**What you need to do:** All of the material should be reproduced exactly, with pictures left out.
##############################
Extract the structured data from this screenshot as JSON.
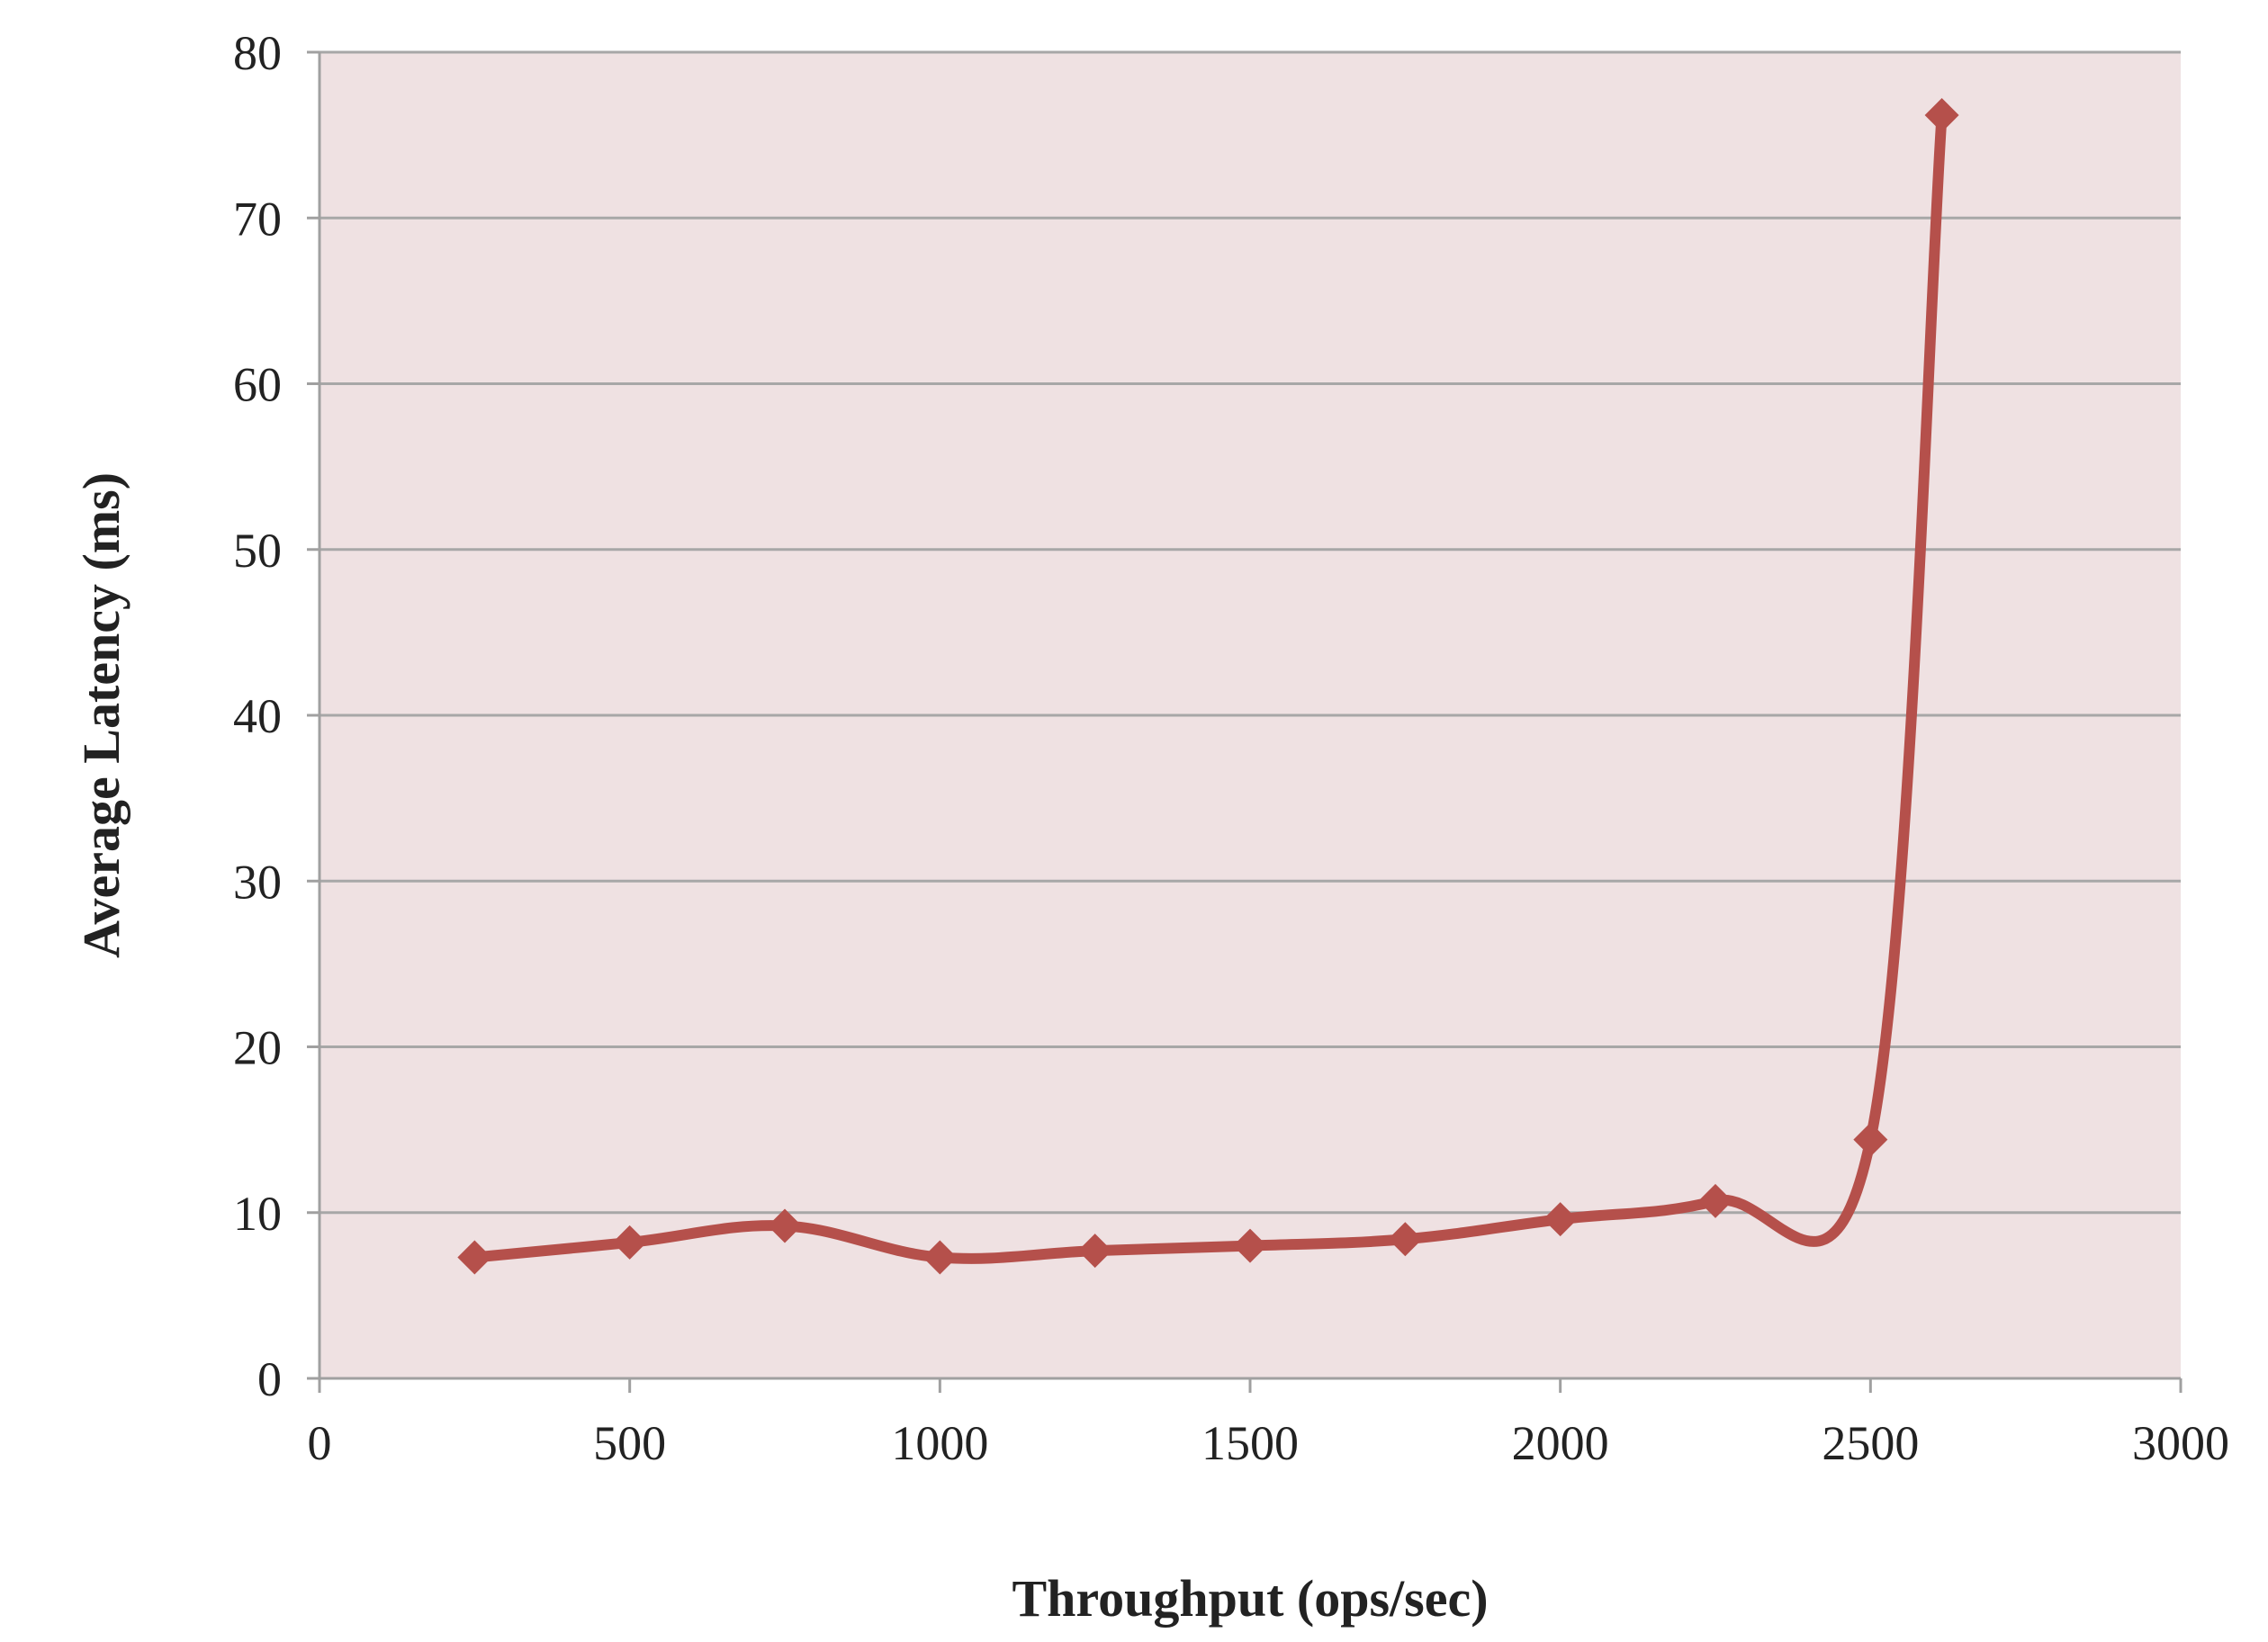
{
  "chart_data": {
    "type": "line",
    "title": "",
    "xlabel": "Throughput (ops/sec)",
    "ylabel": "Average Latency (ms)",
    "xlim": [
      0,
      3000
    ],
    "ylim": [
      0,
      80
    ],
    "xticks": [
      "0",
      "500",
      "1000",
      "1500",
      "2000",
      "2500",
      "3000"
    ],
    "yticks": [
      "0",
      "10",
      "20",
      "30",
      "40",
      "50",
      "60",
      "70",
      "80"
    ],
    "grid": "horizontal",
    "legend": "none",
    "colors": {
      "plot_background": "#efe1e2",
      "series": "#b5504b"
    },
    "series": [
      {
        "marker": "diamond",
        "x": [
          250,
          500,
          750,
          1000,
          1250,
          1500,
          1750,
          2000,
          2250,
          2500,
          2615
        ],
        "y": [
          7.3,
          8.2,
          9.2,
          7.3,
          7.7,
          8.0,
          8.4,
          9.6,
          10.7,
          14.4,
          76.2
        ]
      }
    ]
  }
}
##############################
**Task result:**
Extract the structured data from this screenshot as JSON.
{
  "chart_data": {
    "type": "line",
    "title": "",
    "xlabel": "Throughput (ops/sec)",
    "ylabel": "Average Latency (ms)",
    "xlim": [
      0,
      3000
    ],
    "ylim": [
      0,
      80
    ],
    "xticks": [
      "0",
      "500",
      "1000",
      "1500",
      "2000",
      "2500",
      "3000"
    ],
    "yticks": [
      "0",
      "10",
      "20",
      "30",
      "40",
      "50",
      "60",
      "70",
      "80"
    ],
    "grid": "horizontal",
    "legend": "none",
    "colors": {
      "plot_background": "#efe1e2",
      "series": "#b5504b"
    },
    "series": [
      {
        "marker": "diamond",
        "x": [
          250,
          500,
          750,
          1000,
          1250,
          1500,
          1750,
          2000,
          2250,
          2500,
          2615
        ],
        "y": [
          7.3,
          8.2,
          9.2,
          7.3,
          7.7,
          8.0,
          8.4,
          9.6,
          10.7,
          14.4,
          76.2
        ]
      }
    ]
  }
}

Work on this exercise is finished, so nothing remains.